──────── Data for the task ────────

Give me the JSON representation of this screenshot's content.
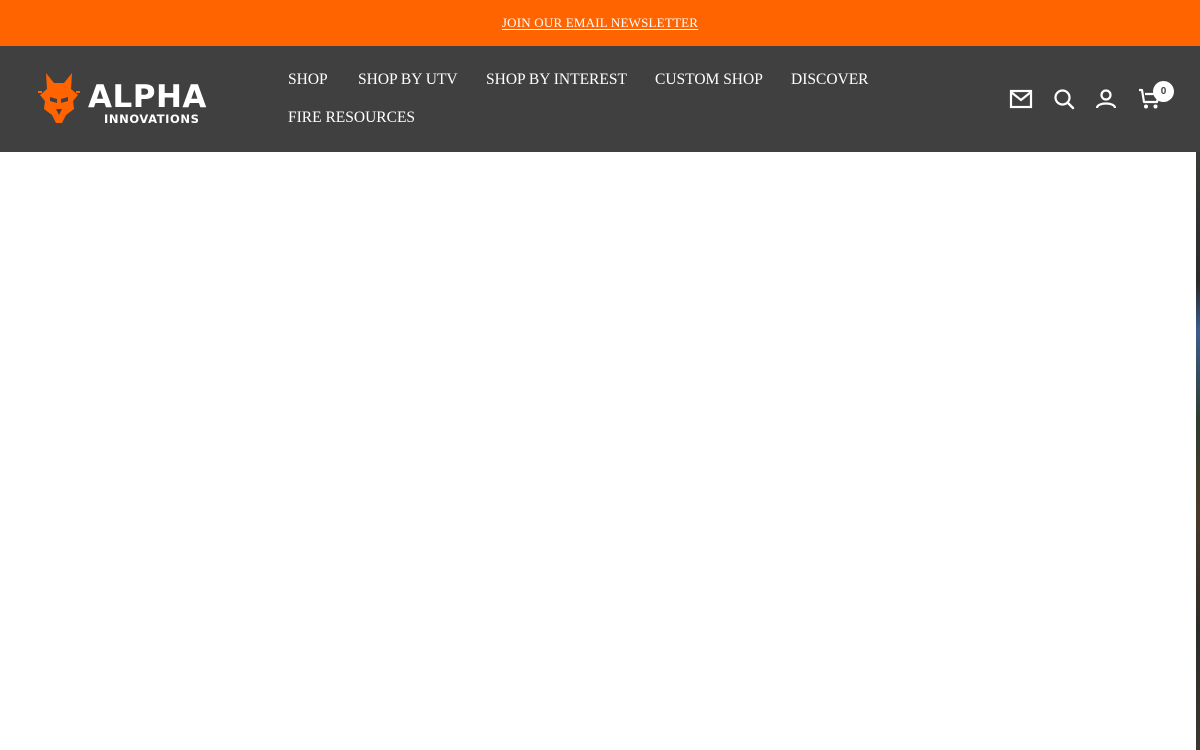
{
  "announcement": {
    "text": "JOIN OUR EMAIL NEWSLETTER"
  },
  "brand": {
    "name": "ALPHA",
    "tagline": "INNOVATIONS",
    "accent_color": "#ff6400",
    "header_color": "#404040"
  },
  "nav": {
    "items": [
      {
        "label": "SHOP"
      },
      {
        "label": "SHOP BY UTV"
      },
      {
        "label": "SHOP BY INTEREST"
      },
      {
        "label": "CUSTOM SHOP"
      },
      {
        "label": "DISCOVER"
      },
      {
        "label": "FIRE RESOURCES"
      }
    ]
  },
  "header_icons": {
    "newsletter": "mail-icon",
    "search": "search-icon",
    "account": "account-icon",
    "cart": "cart-icon",
    "cart_count": "0"
  }
}
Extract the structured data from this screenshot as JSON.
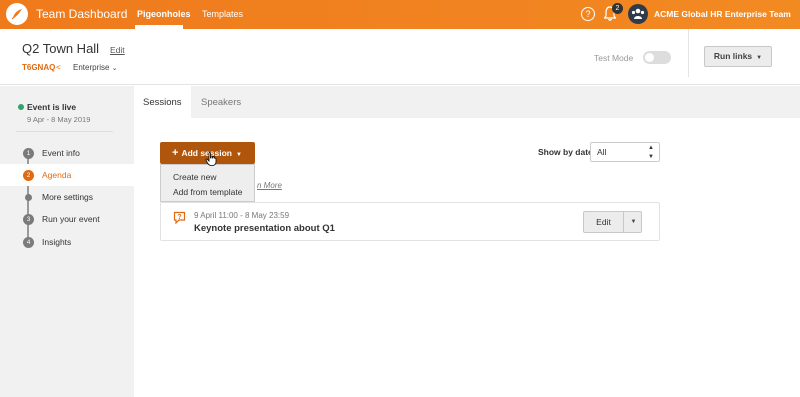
{
  "topbar": {
    "app_title": "Team Dashboard",
    "nav": [
      {
        "label": "Pigeonholes",
        "active": true
      },
      {
        "label": "Templates",
        "active": false
      }
    ],
    "help_glyph": "?",
    "notification_count": "2",
    "team_name": "ACME Global HR Enterprise Team",
    "brand_color": "#f28a22"
  },
  "event": {
    "title": "Q2 Town Hall",
    "edit_label": "Edit",
    "code": "T6GNAQ",
    "plan": "Enterprise",
    "test_mode_label": "Test Mode",
    "test_mode_on": false,
    "run_links_label": "Run links"
  },
  "sidebar": {
    "status": "Event is live",
    "dates": "9 Apr - 8 May 2019",
    "steps": [
      {
        "num": "1",
        "label": "Event info",
        "active": false
      },
      {
        "num": "2",
        "label": "Agenda",
        "active": true
      },
      {
        "num": "",
        "label": "More settings",
        "active": false
      },
      {
        "num": "3",
        "label": "Run your event",
        "active": false
      },
      {
        "num": "4",
        "label": "Insights",
        "active": false
      }
    ]
  },
  "tabs": [
    {
      "label": "Sessions",
      "active": true
    },
    {
      "label": "Speakers",
      "active": false
    }
  ],
  "main": {
    "add_session_label": "Add session",
    "dropdown": [
      "Create new",
      "Add from template"
    ],
    "learn_more_partial": "n More",
    "show_by_date_label": "Show by date",
    "date_filter_value": "All",
    "sessions": [
      {
        "time": "9 April 11:00 - 8 May 23:59",
        "title": "Keynote presentation about Q1",
        "edit_label": "Edit"
      }
    ]
  }
}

────────

Exercise description ::
Make an exact copy of the whole listing, but don't bring over any pictures.

Finished task ::
Give me the JSON representation of this screenshot's content.
{
  "announcement": {
    "text": "JOIN OUR EMAIL NEWSLETTER"
  },
  "brand": {
    "name": "ALPHA",
    "tagline": "INNOVATIONS",
    "accent_color": "#ff6400",
    "header_color": "#404040"
  },
  "nav": {
    "items": [
      {
        "label": "SHOP"
      },
      {
        "label": "SHOP BY UTV"
      },
      {
        "label": "SHOP BY INTEREST"
      },
      {
        "label": "CUSTOM SHOP"
      },
      {
        "label": "DISCOVER"
      },
      {
        "label": "FIRE RESOURCES"
      }
    ]
  },
  "header_icons": {
    "newsletter": "mail-icon",
    "search": "search-icon",
    "account": "account-icon",
    "cart": "cart-icon",
    "cart_count": "0"
  }
}
Extract the structured data from this screenshot as JSON.
{
  "topbar": {
    "app_title": "Team Dashboard",
    "nav": [
      {
        "label": "Pigeonholes",
        "active": true
      },
      {
        "label": "Templates",
        "active": false
      }
    ],
    "help_glyph": "?",
    "notification_count": "2",
    "team_name": "ACME Global HR Enterprise Team",
    "brand_color": "#f28a22"
  },
  "event": {
    "title": "Q2 Town Hall",
    "edit_label": "Edit",
    "code": "T6GNAQ",
    "plan": "Enterprise",
    "test_mode_label": "Test Mode",
    "test_mode_on": false,
    "run_links_label": "Run links"
  },
  "sidebar": {
    "status": "Event is live",
    "dates": "9 Apr - 8 May 2019",
    "steps": [
      {
        "num": "1",
        "label": "Event info",
        "active": false
      },
      {
        "num": "2",
        "label": "Agenda",
        "active": true
      },
      {
        "num": "",
        "label": "More settings",
        "active": false
      },
      {
        "num": "3",
        "label": "Run your event",
        "active": false
      },
      {
        "num": "4",
        "label": "Insights",
        "active": false
      }
    ]
  },
  "tabs": [
    {
      "label": "Sessions",
      "active": true
    },
    {
      "label": "Speakers",
      "active": false
    }
  ],
  "main": {
    "add_session_label": "Add session",
    "dropdown": [
      "Create new",
      "Add from template"
    ],
    "learn_more_partial": "n More",
    "show_by_date_label": "Show by date",
    "date_filter_value": "All",
    "sessions": [
      {
        "time": "9 April 11:00 - 8 May 23:59",
        "title": "Keynote presentation about Q1",
        "edit_label": "Edit"
      }
    ]
  }
}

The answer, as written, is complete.